◆ Texto do exercício:
※ ※ ※
KIT PREJUDICIAL

Gonzalo Vecina: ‘É um desastre que médicos estejam receitando tratamento precoce’

Medicamentos sem eficácia comprovada já colocaram cinco pacientes na fila de transplante de fígado

Marcelo Casal/Agencia Brasil
Marcelo Casal/Agencia Brasil
Fundador da Anvisa afirma que a indicação do "tratamento precoce" é uma ação que vai na contramão do combate ao vírus, prejudicando ainda mais a saúde dos doentes

São Paulo – Médicos que indicam o kit covid-19 e o próprio Conselho Federal de Medicina (CFM), que negou revogar o parecer emitido em 2020 que permite a prescrição do “tratamento precoce”, precisam ser denunciados pelos pacientes. Para o médico infectologista e ex-diretor da Agência Nacional de Vigilância Sanitária (Anvisa), Gonzalo Vecina, a indicação de medicamentos sem eficácia comprovada contra a covid-19 atenta contra a saúde das pessoas.

O uso do chamado kit covid colocou cinco pacientes na fila do transplante de fígado em São Paulo. Os remédios, defendidos por Jair Bolsonaro e por médicos negacionistas, também é investigado como possíveis causas de morte de outras três pessoas.

Vecina afirma que a indicação do “tratamento precoce” é uma ação que vai na contramão do combate ao vírus, prejudicando ainda mais a saúde dos doentes. “O kit covid não resolve o problema. A ivermectina é hepatotóxica e por isso deixou pacientes na fila de transplante. A cloroquina causa problemas de arritmia cardíaca e a azitromicina está criando bactérias resistentes, tirando a eficácia do remédio. É um desastre que os nossos médicos estejam fazendo isso”, afirmou a Glauco Faria, no Jornal Brasil Atual desta sexta-feira (26).

‘Tratamento precoce’ e Conselho Federal de Medicina

O Conselho Federal de Medicina (CFM) defende que ainda não há consenso científico sobre o uso dessas drogas no “tratamento precoce” da covid-19, mesmo após a publicação de vários estudos que demonstram a ineficácia, inclusive das farmacêuticas, e a manifestação de entidades como a Organização Mundial da Saúde (OMS) desaconselhando o uso do remédio.

Em entrevista ao jornal O Estado de S.Paulo, nesta quinta-feira (25) o presidente do órgão, Mauro Ribeiro, disse que o órgão não pretende rever parecer elaborado em abril do ano passado que autoriza os médicos brasileiros a prescreverem o remédio.

O fundador da Anvisa afirma que o Ministério Público precisa cobrar judicialmente, tanto o presidente da República, que defende publicamente o “tratamento precoce”, quanto os médicos que continuam orientando os seus pacientes nesse sentido.
※ ※ ※
◆ Tarefa a realizar: Dê a continuação da reportagem sobre o kit covid, começando logo depois do último parágrafo dela. Os registros não são necessários para resolver isto.
※ ※ ※
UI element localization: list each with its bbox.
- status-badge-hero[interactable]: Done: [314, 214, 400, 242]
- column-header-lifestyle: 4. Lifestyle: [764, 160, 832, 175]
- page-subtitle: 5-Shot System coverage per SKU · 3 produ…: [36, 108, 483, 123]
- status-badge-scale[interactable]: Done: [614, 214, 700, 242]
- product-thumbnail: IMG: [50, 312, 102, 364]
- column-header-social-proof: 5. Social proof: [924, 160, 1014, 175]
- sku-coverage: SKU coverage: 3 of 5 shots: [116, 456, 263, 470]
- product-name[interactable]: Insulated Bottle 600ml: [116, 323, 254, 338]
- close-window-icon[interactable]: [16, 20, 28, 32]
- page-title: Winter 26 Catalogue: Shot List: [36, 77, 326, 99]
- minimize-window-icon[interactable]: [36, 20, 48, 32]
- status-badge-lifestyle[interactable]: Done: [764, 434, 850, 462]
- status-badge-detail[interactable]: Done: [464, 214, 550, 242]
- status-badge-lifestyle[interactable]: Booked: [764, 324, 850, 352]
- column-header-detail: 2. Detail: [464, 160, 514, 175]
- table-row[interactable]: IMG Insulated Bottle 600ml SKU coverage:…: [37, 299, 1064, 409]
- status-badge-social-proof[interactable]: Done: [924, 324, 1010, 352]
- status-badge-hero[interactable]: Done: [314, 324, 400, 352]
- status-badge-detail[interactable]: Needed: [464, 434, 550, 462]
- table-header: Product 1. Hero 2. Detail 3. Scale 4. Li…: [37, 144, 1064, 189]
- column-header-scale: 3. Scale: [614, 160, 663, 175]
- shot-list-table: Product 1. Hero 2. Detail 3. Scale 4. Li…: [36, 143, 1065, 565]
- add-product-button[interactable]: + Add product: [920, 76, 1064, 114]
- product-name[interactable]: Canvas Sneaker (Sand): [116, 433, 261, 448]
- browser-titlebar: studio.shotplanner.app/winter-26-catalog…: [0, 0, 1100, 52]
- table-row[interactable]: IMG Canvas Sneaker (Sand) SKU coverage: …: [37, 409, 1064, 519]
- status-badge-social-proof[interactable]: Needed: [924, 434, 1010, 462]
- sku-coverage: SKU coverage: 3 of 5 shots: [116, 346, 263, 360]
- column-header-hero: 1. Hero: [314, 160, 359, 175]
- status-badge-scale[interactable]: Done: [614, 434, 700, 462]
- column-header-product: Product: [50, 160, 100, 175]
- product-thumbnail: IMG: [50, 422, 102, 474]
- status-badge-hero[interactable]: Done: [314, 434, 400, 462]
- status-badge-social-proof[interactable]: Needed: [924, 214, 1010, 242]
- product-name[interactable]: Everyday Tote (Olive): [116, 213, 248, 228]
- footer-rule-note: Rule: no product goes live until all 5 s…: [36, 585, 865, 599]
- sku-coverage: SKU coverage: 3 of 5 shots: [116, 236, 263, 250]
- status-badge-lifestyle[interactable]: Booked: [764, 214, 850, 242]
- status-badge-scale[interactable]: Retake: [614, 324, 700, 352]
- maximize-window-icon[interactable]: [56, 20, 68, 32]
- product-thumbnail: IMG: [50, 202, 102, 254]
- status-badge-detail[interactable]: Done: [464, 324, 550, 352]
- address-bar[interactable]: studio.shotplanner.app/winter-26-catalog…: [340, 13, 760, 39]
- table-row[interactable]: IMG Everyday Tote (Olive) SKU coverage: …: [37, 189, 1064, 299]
※ ※ ※
◆ Resposta abaixo:
“Ele (Mauro Ribeiro) terá que ser responsabilizado por esse comportamento. Em abril do ano passado, poderia existir alguma dúvida, mas houve uma enxurrada de pesquisas provando a não eficácia. Por muito menos, o Conselho já se manifestou sobre tratamentos duvidosos, como o uso de ozônio. Tem um plano de saúde que está distribuindo o kit covid. Isso é criminoso e precisam denunciar isso, sem deixar ninguém impune”, criticou Vecina.

Isolamento social

O Brasil segue com a pandemia em ascensão e está no nível mais crítico desde o começo da circulação do vírus no país. De acordo com o Conselho Nacional dos Secretários de Saúde (Conass), foram notificados, ontem, 2.787 mortos nas últimas 24 horas. O total oficial de vítimas do coronavírus no Brasil é de 303.462 desde o início do surto, em março do ano passado.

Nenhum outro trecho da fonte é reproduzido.